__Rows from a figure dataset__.
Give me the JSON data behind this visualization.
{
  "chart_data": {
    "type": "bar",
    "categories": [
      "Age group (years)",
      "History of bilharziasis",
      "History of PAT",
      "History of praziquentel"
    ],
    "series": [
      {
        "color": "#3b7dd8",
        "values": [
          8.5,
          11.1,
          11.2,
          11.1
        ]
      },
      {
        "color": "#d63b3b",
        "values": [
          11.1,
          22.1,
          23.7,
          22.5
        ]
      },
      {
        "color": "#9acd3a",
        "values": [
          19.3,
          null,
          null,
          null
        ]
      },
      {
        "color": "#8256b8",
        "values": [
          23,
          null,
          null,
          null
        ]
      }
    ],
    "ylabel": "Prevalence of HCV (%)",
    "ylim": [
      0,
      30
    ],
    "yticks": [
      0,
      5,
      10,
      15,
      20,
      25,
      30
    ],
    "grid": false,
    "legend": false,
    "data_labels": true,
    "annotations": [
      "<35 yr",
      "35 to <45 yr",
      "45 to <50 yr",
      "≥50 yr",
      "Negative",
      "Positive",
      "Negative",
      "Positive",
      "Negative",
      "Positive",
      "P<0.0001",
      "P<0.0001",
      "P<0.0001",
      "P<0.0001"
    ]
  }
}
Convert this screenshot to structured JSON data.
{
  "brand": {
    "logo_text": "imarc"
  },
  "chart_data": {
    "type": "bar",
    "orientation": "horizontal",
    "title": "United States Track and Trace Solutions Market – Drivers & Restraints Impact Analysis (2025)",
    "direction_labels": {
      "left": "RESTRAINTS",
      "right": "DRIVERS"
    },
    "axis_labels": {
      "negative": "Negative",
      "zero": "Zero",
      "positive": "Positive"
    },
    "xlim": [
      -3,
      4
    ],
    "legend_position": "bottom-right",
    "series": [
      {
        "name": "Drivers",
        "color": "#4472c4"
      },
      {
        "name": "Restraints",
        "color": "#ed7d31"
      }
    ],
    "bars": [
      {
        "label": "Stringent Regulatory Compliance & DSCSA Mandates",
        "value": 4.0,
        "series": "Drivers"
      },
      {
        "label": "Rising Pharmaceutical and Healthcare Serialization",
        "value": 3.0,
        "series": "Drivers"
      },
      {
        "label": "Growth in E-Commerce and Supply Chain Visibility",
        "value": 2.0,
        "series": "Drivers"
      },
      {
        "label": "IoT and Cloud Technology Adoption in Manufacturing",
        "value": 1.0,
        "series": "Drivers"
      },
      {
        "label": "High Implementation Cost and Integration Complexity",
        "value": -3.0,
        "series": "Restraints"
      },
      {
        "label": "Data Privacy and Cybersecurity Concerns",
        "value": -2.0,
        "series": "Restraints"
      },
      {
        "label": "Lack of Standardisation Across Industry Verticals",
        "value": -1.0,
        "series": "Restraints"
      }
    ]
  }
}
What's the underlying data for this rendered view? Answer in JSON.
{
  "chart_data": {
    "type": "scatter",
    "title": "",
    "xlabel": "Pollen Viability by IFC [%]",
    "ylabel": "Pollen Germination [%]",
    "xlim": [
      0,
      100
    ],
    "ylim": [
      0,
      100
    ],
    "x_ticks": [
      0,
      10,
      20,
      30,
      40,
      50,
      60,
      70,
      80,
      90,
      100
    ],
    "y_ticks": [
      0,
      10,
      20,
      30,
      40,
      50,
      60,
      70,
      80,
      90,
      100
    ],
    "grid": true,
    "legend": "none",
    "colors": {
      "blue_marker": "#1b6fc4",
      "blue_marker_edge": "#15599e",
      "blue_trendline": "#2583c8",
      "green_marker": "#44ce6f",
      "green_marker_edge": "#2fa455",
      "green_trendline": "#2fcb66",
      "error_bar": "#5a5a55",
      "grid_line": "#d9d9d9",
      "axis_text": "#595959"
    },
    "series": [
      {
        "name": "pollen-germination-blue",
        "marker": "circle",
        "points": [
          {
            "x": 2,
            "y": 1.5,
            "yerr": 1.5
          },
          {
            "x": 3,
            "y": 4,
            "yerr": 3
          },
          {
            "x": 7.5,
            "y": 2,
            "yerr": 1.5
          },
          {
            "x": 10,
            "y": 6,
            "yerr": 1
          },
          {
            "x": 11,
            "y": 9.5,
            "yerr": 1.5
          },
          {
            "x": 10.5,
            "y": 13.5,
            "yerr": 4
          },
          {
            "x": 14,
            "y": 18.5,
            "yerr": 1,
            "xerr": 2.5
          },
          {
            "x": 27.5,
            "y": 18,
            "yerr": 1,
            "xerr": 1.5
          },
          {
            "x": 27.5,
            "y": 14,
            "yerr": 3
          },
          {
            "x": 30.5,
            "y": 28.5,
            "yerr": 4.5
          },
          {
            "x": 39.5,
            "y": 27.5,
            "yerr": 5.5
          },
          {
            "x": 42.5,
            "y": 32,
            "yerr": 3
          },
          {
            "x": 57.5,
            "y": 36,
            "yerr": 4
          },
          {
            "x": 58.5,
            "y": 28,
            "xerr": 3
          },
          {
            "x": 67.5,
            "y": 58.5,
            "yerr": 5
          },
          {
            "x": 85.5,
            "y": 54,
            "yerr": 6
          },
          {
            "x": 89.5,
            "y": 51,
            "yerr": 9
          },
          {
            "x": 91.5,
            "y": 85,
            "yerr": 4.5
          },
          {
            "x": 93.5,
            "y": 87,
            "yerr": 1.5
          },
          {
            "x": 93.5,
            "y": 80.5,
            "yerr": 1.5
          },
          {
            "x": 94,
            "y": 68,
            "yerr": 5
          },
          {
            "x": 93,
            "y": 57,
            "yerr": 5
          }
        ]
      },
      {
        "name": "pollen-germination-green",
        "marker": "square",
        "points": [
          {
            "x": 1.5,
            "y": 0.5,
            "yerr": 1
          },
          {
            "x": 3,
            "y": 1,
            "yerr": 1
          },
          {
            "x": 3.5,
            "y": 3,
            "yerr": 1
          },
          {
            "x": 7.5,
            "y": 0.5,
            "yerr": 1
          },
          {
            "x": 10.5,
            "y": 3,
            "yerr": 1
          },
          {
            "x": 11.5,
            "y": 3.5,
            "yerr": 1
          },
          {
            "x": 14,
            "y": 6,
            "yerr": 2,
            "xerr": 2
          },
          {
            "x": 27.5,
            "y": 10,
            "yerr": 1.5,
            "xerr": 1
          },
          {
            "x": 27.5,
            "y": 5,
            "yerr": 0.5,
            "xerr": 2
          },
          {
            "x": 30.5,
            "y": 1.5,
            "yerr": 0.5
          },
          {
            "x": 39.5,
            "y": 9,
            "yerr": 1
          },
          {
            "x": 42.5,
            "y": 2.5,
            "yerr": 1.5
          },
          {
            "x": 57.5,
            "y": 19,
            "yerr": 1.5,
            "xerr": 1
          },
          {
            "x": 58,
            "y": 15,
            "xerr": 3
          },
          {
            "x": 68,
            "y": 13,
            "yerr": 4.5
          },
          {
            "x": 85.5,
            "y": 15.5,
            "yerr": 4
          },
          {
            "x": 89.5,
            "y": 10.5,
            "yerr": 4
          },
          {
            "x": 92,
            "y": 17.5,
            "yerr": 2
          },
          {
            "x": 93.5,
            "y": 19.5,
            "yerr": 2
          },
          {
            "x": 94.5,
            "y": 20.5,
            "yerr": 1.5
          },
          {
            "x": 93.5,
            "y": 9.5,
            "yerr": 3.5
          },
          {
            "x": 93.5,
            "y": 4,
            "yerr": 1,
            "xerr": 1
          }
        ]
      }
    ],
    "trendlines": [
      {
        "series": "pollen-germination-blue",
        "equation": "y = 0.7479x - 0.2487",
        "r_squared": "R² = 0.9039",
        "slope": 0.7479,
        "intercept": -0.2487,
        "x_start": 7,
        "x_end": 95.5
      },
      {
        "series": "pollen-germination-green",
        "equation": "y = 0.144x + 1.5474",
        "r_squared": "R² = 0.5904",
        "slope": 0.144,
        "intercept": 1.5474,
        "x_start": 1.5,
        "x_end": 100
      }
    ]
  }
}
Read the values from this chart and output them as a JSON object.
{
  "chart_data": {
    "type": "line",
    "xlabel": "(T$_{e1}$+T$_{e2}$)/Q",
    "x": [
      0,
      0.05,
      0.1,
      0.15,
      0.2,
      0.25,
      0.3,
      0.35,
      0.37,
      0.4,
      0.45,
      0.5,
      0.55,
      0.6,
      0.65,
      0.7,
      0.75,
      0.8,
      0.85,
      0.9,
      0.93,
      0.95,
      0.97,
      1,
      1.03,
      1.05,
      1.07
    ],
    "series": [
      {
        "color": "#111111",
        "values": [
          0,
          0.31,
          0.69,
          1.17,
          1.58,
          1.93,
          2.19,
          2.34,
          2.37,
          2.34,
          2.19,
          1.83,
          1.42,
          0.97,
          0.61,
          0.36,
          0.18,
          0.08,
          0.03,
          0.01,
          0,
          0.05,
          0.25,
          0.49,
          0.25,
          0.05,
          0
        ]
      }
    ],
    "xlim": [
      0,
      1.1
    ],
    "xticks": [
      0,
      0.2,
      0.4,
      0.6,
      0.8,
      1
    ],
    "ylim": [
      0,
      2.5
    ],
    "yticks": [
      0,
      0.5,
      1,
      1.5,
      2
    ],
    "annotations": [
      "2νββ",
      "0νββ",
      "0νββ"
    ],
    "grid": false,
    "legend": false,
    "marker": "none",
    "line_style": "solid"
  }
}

__YOUR OBJECTIVE__.
Look over the listing. Pull out every line with the string "name" in it.

__THE SOLUTION__.
        "name": "Drivers",
        "name": "Restraints",
        "name": "pollen-germination-blue",
        "name": "pollen-germination-green",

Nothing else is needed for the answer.